**Set task**
Below are records; work out how many of their lines contain "replies" and give only that number.

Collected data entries
════════════════
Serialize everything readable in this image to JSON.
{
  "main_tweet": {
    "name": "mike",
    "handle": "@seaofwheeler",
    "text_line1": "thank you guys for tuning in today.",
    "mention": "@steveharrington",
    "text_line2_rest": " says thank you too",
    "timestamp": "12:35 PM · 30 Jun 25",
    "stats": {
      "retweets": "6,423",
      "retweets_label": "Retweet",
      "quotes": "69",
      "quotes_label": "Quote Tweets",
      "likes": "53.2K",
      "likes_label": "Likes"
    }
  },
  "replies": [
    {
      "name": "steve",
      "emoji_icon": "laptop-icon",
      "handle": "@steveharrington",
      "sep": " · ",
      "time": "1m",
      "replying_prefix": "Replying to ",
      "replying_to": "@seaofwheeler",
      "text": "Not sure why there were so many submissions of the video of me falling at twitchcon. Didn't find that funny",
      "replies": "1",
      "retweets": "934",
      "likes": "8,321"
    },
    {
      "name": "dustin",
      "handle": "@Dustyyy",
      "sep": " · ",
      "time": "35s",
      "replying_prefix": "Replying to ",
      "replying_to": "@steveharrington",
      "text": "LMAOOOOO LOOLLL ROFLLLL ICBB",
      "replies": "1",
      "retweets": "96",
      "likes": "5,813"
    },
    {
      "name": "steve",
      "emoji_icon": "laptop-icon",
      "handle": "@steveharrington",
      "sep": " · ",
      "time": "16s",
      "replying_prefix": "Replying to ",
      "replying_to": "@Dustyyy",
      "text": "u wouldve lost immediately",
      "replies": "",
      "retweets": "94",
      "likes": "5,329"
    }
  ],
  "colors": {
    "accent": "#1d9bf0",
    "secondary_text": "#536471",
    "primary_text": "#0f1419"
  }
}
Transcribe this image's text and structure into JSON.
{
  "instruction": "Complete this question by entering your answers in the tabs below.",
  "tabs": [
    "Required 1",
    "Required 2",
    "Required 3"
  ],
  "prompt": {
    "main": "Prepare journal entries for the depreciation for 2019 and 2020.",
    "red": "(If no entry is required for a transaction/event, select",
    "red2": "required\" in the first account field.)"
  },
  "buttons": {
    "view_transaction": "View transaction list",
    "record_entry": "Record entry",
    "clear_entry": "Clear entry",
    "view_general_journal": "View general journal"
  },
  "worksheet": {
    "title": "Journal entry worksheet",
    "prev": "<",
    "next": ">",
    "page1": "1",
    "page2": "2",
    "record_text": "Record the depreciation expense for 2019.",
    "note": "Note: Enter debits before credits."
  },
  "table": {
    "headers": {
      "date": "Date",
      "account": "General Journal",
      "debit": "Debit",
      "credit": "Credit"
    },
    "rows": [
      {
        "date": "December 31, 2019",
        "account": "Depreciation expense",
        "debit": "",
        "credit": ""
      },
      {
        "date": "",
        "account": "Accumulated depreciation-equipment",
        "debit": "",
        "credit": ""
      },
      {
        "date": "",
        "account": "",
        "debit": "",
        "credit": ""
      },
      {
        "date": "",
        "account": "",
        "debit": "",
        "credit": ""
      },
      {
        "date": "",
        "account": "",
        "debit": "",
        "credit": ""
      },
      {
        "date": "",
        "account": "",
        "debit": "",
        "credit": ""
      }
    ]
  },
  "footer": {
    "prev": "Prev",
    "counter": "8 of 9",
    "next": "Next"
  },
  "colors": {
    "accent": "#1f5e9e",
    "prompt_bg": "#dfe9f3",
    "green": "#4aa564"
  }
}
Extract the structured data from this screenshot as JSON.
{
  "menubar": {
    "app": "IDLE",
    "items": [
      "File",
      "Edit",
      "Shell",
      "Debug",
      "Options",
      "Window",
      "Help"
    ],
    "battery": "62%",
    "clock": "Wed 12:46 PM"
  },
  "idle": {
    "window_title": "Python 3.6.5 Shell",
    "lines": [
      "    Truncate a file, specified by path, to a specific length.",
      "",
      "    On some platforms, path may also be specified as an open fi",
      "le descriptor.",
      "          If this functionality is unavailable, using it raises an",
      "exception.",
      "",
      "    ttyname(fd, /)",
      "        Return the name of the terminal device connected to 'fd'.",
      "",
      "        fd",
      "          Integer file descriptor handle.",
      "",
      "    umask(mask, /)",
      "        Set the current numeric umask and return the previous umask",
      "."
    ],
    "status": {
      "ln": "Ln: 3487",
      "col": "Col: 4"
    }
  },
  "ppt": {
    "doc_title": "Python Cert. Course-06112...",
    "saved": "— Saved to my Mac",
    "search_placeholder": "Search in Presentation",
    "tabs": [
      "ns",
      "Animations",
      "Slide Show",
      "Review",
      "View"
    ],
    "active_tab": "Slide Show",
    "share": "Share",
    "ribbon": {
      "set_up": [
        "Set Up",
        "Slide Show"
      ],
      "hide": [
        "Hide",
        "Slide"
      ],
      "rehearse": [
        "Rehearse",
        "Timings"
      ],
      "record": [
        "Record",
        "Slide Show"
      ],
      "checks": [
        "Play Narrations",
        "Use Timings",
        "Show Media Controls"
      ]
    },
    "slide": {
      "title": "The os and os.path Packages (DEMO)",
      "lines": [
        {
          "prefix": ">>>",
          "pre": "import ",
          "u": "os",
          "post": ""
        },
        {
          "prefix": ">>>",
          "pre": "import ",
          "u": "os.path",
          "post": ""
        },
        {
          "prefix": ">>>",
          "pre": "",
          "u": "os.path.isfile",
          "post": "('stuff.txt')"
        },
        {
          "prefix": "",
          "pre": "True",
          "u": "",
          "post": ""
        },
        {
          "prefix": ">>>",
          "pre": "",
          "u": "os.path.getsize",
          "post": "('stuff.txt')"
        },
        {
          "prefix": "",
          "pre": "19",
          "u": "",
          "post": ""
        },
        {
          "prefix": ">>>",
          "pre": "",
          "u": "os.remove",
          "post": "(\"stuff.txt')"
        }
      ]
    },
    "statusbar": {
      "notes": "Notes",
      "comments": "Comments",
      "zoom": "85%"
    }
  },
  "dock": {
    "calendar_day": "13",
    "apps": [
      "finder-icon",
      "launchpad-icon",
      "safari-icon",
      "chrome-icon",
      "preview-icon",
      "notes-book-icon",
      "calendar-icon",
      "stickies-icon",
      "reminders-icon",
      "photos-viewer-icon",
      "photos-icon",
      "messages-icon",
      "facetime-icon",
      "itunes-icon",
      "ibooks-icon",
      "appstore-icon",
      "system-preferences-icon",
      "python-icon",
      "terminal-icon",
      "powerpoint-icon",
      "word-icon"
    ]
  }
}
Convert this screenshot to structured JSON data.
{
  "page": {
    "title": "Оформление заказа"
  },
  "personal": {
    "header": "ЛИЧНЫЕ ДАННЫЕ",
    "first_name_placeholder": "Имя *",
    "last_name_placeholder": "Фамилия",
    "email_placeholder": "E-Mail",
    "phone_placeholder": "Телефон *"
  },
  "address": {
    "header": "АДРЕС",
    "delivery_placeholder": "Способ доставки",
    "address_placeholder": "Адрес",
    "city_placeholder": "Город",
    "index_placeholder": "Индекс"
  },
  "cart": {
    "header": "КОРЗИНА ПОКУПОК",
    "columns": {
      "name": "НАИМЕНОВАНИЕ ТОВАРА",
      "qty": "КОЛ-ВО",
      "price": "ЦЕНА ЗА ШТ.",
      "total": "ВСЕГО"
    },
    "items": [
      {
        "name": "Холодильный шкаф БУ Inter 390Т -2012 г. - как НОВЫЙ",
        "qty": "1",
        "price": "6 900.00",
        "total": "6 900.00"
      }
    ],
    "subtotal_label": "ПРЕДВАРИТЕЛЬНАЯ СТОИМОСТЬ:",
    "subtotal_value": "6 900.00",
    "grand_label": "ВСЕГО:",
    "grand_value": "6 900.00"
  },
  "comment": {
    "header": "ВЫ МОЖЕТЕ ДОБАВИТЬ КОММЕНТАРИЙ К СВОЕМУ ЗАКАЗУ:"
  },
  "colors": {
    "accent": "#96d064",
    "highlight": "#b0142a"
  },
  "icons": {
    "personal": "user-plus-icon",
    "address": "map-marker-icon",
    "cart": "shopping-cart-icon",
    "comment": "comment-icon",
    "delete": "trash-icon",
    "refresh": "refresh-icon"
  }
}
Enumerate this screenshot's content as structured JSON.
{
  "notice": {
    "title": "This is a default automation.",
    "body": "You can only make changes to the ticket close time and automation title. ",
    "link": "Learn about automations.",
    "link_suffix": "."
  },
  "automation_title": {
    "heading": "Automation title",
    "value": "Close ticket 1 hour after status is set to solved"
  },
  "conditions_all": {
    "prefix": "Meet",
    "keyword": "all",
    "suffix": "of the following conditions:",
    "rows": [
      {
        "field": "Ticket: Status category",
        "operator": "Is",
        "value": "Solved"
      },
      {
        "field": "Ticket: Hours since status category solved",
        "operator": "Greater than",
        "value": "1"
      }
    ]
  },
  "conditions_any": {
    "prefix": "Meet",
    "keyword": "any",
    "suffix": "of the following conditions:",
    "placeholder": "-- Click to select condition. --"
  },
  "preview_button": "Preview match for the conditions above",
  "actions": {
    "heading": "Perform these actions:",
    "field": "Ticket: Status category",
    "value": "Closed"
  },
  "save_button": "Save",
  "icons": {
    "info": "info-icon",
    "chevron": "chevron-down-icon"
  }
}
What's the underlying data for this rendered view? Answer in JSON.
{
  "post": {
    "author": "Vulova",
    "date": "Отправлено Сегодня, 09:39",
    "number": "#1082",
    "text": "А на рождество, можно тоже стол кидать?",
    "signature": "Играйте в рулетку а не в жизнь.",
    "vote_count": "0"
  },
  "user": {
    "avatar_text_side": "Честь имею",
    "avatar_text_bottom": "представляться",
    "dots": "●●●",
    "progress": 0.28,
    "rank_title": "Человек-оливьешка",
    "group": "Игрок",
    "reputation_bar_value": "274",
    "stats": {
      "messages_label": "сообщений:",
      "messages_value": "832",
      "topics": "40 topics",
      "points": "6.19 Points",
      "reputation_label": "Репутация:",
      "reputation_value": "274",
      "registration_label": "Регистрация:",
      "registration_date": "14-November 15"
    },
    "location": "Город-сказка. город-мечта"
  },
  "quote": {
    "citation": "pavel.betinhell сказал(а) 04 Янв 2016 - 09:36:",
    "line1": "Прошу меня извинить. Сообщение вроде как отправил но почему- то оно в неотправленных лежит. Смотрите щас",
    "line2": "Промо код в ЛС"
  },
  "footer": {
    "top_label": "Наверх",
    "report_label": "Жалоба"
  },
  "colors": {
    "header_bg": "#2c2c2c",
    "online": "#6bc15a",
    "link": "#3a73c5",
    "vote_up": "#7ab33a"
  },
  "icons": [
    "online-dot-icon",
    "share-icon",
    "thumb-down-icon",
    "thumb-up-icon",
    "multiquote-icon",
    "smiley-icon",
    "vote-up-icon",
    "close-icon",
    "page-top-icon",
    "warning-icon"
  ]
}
════════════════
**Written response**
4